● **What is needed**: Out of all the lines below, count those with the word "from". Give the number only.

——————————

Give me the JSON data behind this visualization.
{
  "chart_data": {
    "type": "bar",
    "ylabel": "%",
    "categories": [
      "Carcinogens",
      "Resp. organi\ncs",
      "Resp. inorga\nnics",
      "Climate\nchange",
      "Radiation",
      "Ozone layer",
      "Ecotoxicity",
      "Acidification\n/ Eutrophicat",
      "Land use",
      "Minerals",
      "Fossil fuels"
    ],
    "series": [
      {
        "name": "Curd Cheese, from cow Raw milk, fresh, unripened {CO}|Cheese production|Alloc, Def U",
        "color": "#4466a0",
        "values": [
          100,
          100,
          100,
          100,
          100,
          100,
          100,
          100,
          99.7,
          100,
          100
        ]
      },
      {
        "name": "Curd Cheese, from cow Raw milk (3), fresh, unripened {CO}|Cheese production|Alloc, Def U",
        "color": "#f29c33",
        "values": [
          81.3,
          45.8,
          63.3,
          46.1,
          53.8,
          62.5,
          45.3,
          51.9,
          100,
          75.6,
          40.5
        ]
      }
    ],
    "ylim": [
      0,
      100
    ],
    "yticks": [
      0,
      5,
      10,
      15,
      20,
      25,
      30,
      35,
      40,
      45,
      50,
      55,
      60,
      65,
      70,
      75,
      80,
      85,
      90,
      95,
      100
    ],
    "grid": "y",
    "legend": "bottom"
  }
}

——————————

● **The output**: 2